REQUIRED WORK -
Please retype the data in full and exactly; the pictures are not part of the copy.

SUPPLIED MATERIAL -
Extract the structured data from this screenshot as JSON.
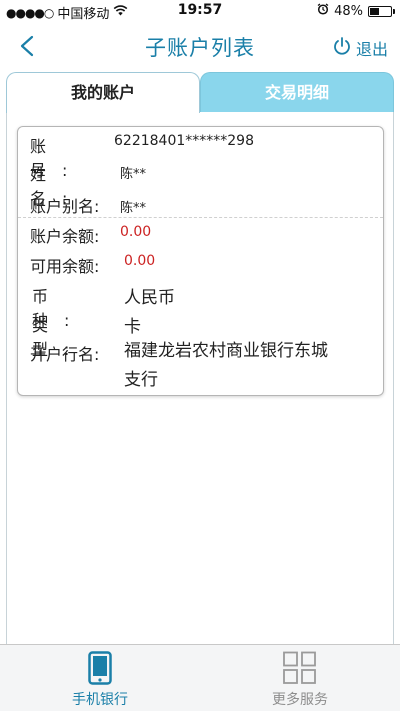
{
  "status_bar": {
    "signal": "●●●●○",
    "carrier": "中国移动",
    "time": "19:57",
    "battery": "48%",
    "battery_level": 0.48
  },
  "nav": {
    "title": "子账户列表",
    "logout_label": "退出"
  },
  "tabs": [
    {
      "label": "我的账户",
      "active": true
    },
    {
      "label": "交易明细",
      "active": false
    }
  ],
  "account": {
    "fields": [
      {
        "label": "账号:",
        "value": "62218401******298"
      },
      {
        "label": "姓名:",
        "value": "陈**"
      },
      {
        "label": "账户别名:",
        "value": "陈**"
      },
      {
        "label": "账户余额:",
        "value": "0.00"
      },
      {
        "label": "可用余额:",
        "value": "0.00"
      },
      {
        "label": "币种:",
        "value": "人民币"
      },
      {
        "label": "类型:",
        "value": "卡"
      },
      {
        "label": "开户行名:",
        "value_line1": "福建龙岩农村商业银行东城",
        "value_line2": "支行"
      }
    ]
  },
  "bottom_nav": [
    {
      "label": "手机银行",
      "icon": "phone-icon",
      "active": true
    },
    {
      "label": "更多服务",
      "icon": "grid-icon",
      "active": false
    }
  ],
  "colors": {
    "accent": "#1a7fa8",
    "tab_inactive": "#8ad6ec",
    "balance_red": "#cc2222"
  }
}
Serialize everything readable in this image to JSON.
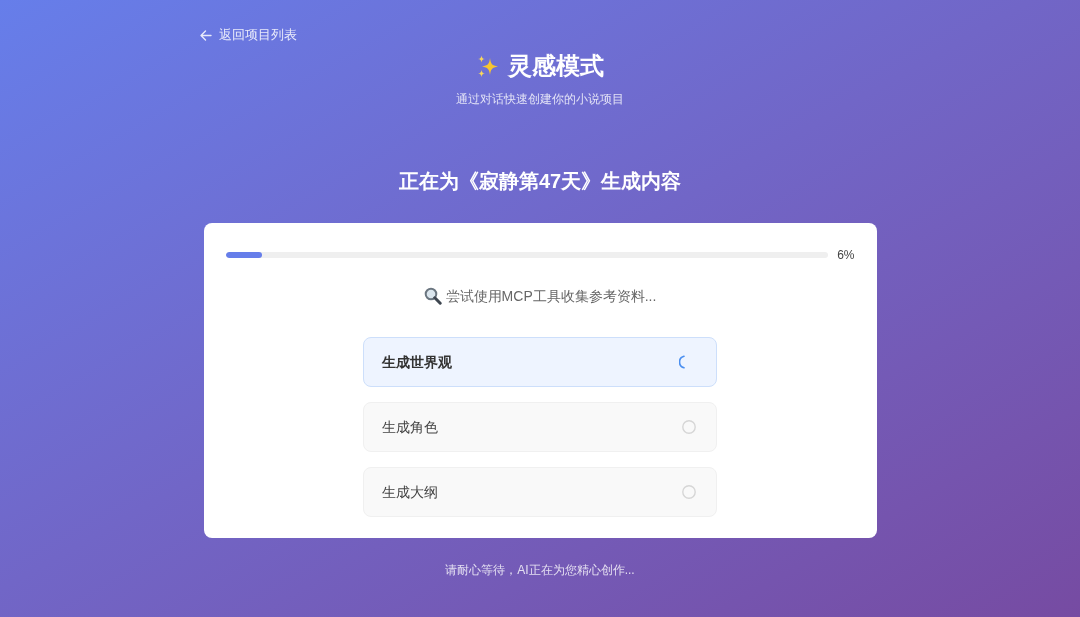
{
  "back_link": {
    "label": "返回项目列表"
  },
  "header": {
    "title": "灵感模式",
    "subtitle": "通过对话快速创建你的小说项目"
  },
  "heading": "正在为《寂静第47天》生成内容",
  "progress": {
    "level": 0.06,
    "reading": "6%"
  },
  "status_message": "尝试使用MCP工具收集参考资料...",
  "steps": [
    {
      "label": "生成世界观",
      "active": true
    },
    {
      "label": "生成角色",
      "active": false
    },
    {
      "label": "生成大纲",
      "active": false
    }
  ],
  "footer_note": "请耐心等待，AI正在为您精心创作..."
}
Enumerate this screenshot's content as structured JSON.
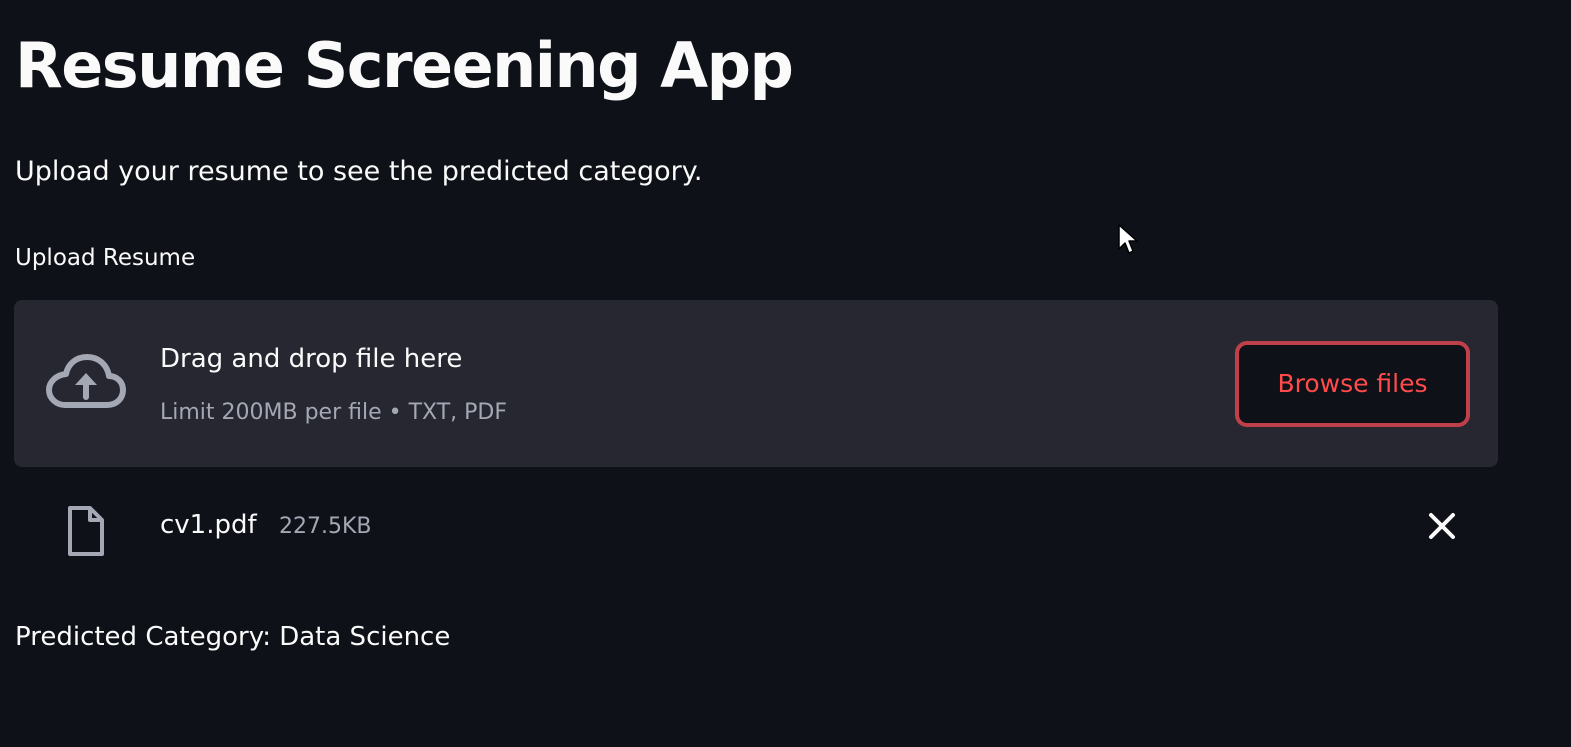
{
  "app": {
    "title": "Resume Screening App",
    "subtitle": "Upload your resume to see the predicted category."
  },
  "uploader": {
    "label": "Upload Resume",
    "drop_title": "Drag and drop file here",
    "drop_limits": "Limit 200MB per file • TXT, PDF",
    "browse_label": "Browse files",
    "upload_icon": "cloud-upload-icon"
  },
  "uploaded_file": {
    "name": "cv1.pdf",
    "size": "227.5KB",
    "file_icon": "file-icon",
    "remove_icon": "close-icon"
  },
  "result": {
    "text": "Predicted Category: Data Science"
  },
  "colors": {
    "background": "#0e1117",
    "dropzone": "#262730",
    "accent": "#ff4b4b",
    "text": "#fafafa",
    "muted_text": "#a3a8b4"
  }
}
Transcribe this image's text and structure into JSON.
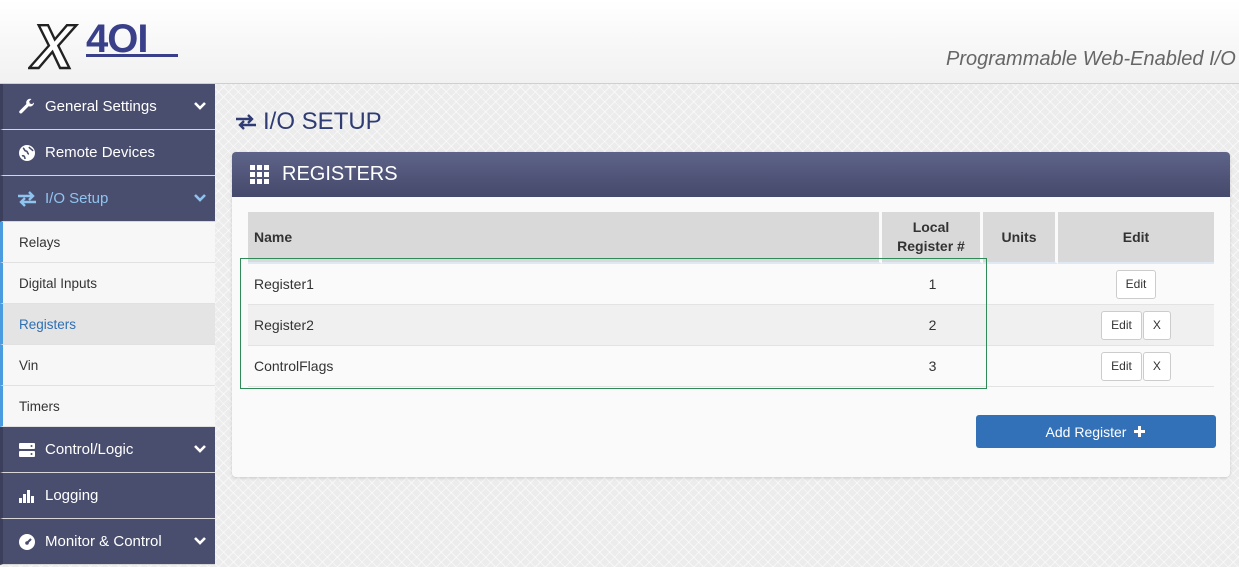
{
  "header": {
    "logo_text": "X4OI",
    "tagline": "Programmable Web-Enabled I/O"
  },
  "sidebar": {
    "items": [
      {
        "label": "General Settings",
        "icon": "wrench-icon",
        "expandable": true
      },
      {
        "label": "Remote Devices",
        "icon": "globe-icon",
        "expandable": false
      },
      {
        "label": "I/O Setup",
        "icon": "arrows-exchange-icon",
        "expandable": true,
        "active": true
      },
      {
        "label": "Relays"
      },
      {
        "label": "Digital Inputs"
      },
      {
        "label": "Registers",
        "active": true
      },
      {
        "label": "Vin"
      },
      {
        "label": "Timers"
      },
      {
        "label": "Control/Logic",
        "icon": "server-icon",
        "expandable": true
      },
      {
        "label": "Logging",
        "icon": "bar-chart-icon",
        "expandable": false
      },
      {
        "label": "Monitor & Control",
        "icon": "dashboard-icon",
        "expandable": true
      }
    ]
  },
  "page": {
    "title": "I/O SETUP"
  },
  "panel": {
    "title": "REGISTERS",
    "columns": {
      "name": "Name",
      "local_register": "Local Register #",
      "units": "Units",
      "edit": "Edit"
    },
    "rows": [
      {
        "name": "Register1",
        "register": "1",
        "units": "",
        "edit_label": "Edit",
        "delete_label": ""
      },
      {
        "name": "Register2",
        "register": "2",
        "units": "",
        "edit_label": "Edit",
        "delete_label": "X"
      },
      {
        "name": "ControlFlags",
        "register": "3",
        "units": "",
        "edit_label": "Edit",
        "delete_label": "X"
      }
    ],
    "add_button_label": "Add Register"
  },
  "colors": {
    "sidebar_bg": "#4a4e6e",
    "accent_blue": "#3271b8",
    "title_color": "#2f3c73",
    "highlight_box": "#2e8b57"
  }
}
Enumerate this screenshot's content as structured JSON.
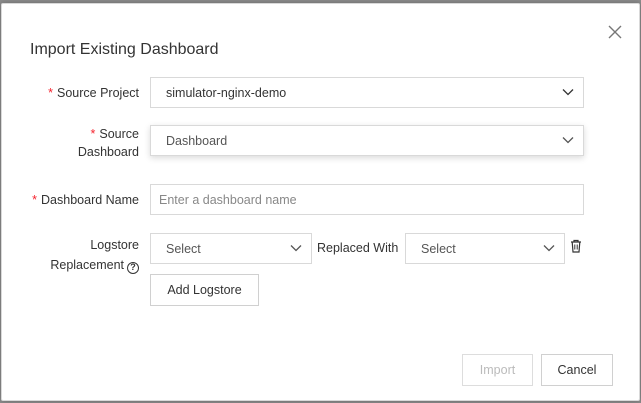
{
  "dialog": {
    "title": "Import Existing Dashboard"
  },
  "form": {
    "source_project": {
      "label": "Source Project",
      "value": "simulator-nginx-demo"
    },
    "source_dashboard": {
      "label_line1": "Source",
      "label_line2": "Dashboard",
      "value": "Dashboard"
    },
    "dashboard_name": {
      "label": "Dashboard Name",
      "placeholder": "Enter a dashboard name"
    },
    "logstore_replacement": {
      "label_line1": "Logstore",
      "label_line2": "Replacement",
      "help_icon": "?",
      "source_value": "Select",
      "replaced_with_label": "Replaced With",
      "target_value": "Select"
    },
    "add_logstore_label": "Add Logstore"
  },
  "footer": {
    "import_label": "Import",
    "cancel_label": "Cancel"
  },
  "colors": {
    "required_asterisk": "#f5222d",
    "border": "#d9d9d9"
  }
}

SOLUTION FOR THIS TASK -
Extract the structured data from this screenshot as JSON.
{
  "status_bar": {
    "signal": "●●●●○",
    "carrier": "中国移动",
    "time": "19:57",
    "battery": "48%",
    "battery_level": 0.48
  },
  "nav": {
    "title": "子账户列表",
    "logout_label": "退出"
  },
  "tabs": [
    {
      "label": "我的账户",
      "active": true
    },
    {
      "label": "交易明细",
      "active": false
    }
  ],
  "account": {
    "fields": [
      {
        "label": "账号:",
        "value": "62218401******298"
      },
      {
        "label": "姓名:",
        "value": "陈**"
      },
      {
        "label": "账户别名:",
        "value": "陈**"
      },
      {
        "label": "账户余额:",
        "value": "0.00"
      },
      {
        "label": "可用余额:",
        "value": "0.00"
      },
      {
        "label": "币种:",
        "value": "人民币"
      },
      {
        "label": "类型:",
        "value": "卡"
      },
      {
        "label": "开户行名:",
        "value_line1": "福建龙岩农村商业银行东城",
        "value_line2": "支行"
      }
    ]
  },
  "bottom_nav": [
    {
      "label": "手机银行",
      "icon": "phone-icon",
      "active": true
    },
    {
      "label": "更多服务",
      "icon": "grid-icon",
      "active": false
    }
  ],
  "colors": {
    "accent": "#1a7fa8",
    "tab_inactive": "#8ad6ec",
    "balance_red": "#cc2222"
  }
}
Serialize everything readable in this image to JSON.
{
  "back_link": {
    "label": "返回项目列表"
  },
  "header": {
    "title": "灵感模式",
    "subtitle": "通过对话快速创建你的小说项目"
  },
  "heading": "正在为《寂静第47天》生成内容",
  "progress": {
    "level": 0.06,
    "reading": "6%"
  },
  "status_message": "尝试使用MCP工具收集参考资料...",
  "steps": [
    {
      "label": "生成世界观",
      "active": true
    },
    {
      "label": "生成角色",
      "active": false
    },
    {
      "label": "生成大纲",
      "active": false
    }
  ],
  "footer_note": "请耐心等待，AI正在为您精心创作..."
}
Enumerate this screenshot's content as structured JSON.
{
  "app": {
    "title": "Resume Screening App",
    "subtitle": "Upload your resume to see the predicted category."
  },
  "uploader": {
    "label": "Upload Resume",
    "drop_title": "Drag and drop file here",
    "drop_limits": "Limit 200MB per file • TXT, PDF",
    "browse_label": "Browse files",
    "upload_icon": "cloud-upload-icon"
  },
  "uploaded_file": {
    "name": "cv1.pdf",
    "size": "227.5KB",
    "file_icon": "file-icon",
    "remove_icon": "close-icon"
  },
  "result": {
    "text": "Predicted Category: Data Science"
  },
  "colors": {
    "background": "#0e1117",
    "dropzone": "#262730",
    "accent": "#ff4b4b",
    "text": "#fafafa",
    "muted_text": "#a3a8b4"
  }
}
Transcribe this image's text and structure into JSON.
{
  "header": {
    "logo_text": "X4OI",
    "tagline": "Programmable Web-Enabled I/O"
  },
  "sidebar": {
    "items": [
      {
        "label": "General Settings",
        "icon": "wrench-icon",
        "expandable": true
      },
      {
        "label": "Remote Devices",
        "icon": "globe-icon",
        "expandable": false
      },
      {
        "label": "I/O Setup",
        "icon": "arrows-exchange-icon",
        "expandable": true,
        "active": true
      },
      {
        "label": "Relays"
      },
      {
        "label": "Digital Inputs"
      },
      {
        "label": "Registers",
        "active": true
      },
      {
        "label": "Vin"
      },
      {
        "label": "Timers"
      },
      {
        "label": "Control/Logic",
        "icon": "server-icon",
        "expandable": true
      },
      {
        "label": "Logging",
        "icon": "bar-chart-icon",
        "expandable": false
      },
      {
        "label": "Monitor & Control",
        "icon": "dashboard-icon",
        "expandable": true
      }
    ]
  },
  "page": {
    "title": "I/O SETUP"
  },
  "panel": {
    "title": "REGISTERS",
    "columns": {
      "name": "Name",
      "local_register": "Local Register #",
      "units": "Units",
      "edit": "Edit"
    },
    "rows": [
      {
        "name": "Register1",
        "register": "1",
        "units": "",
        "edit_label": "Edit",
        "delete_label": ""
      },
      {
        "name": "Register2",
        "register": "2",
        "units": "",
        "edit_label": "Edit",
        "delete_label": "X"
      },
      {
        "name": "ControlFlags",
        "register": "3",
        "units": "",
        "edit_label": "Edit",
        "delete_label": "X"
      }
    ],
    "add_button_label": "Add Register"
  },
  "colors": {
    "sidebar_bg": "#4a4e6e",
    "accent_blue": "#3271b8",
    "title_color": "#2f3c73",
    "highlight_box": "#2e8b57"
  }
}
Enumerate this screenshot's content as structured JSON.
{
  "dialog": {
    "title": "Import Existing Dashboard"
  },
  "form": {
    "source_project": {
      "label": "Source Project",
      "value": "simulator-nginx-demo"
    },
    "source_dashboard": {
      "label_line1": "Source",
      "label_line2": "Dashboard",
      "value": "Dashboard"
    },
    "dashboard_name": {
      "label": "Dashboard Name",
      "placeholder": "Enter a dashboard name"
    },
    "logstore_replacement": {
      "label_line1": "Logstore",
      "label_line2": "Replacement",
      "help_icon": "?",
      "source_value": "Select",
      "replaced_with_label": "Replaced With",
      "target_value": "Select"
    },
    "add_logstore_label": "Add Logstore"
  },
  "footer": {
    "import_label": "Import",
    "cancel_label": "Cancel"
  },
  "colors": {
    "required_asterisk": "#f5222d",
    "border": "#d9d9d9"
  }
}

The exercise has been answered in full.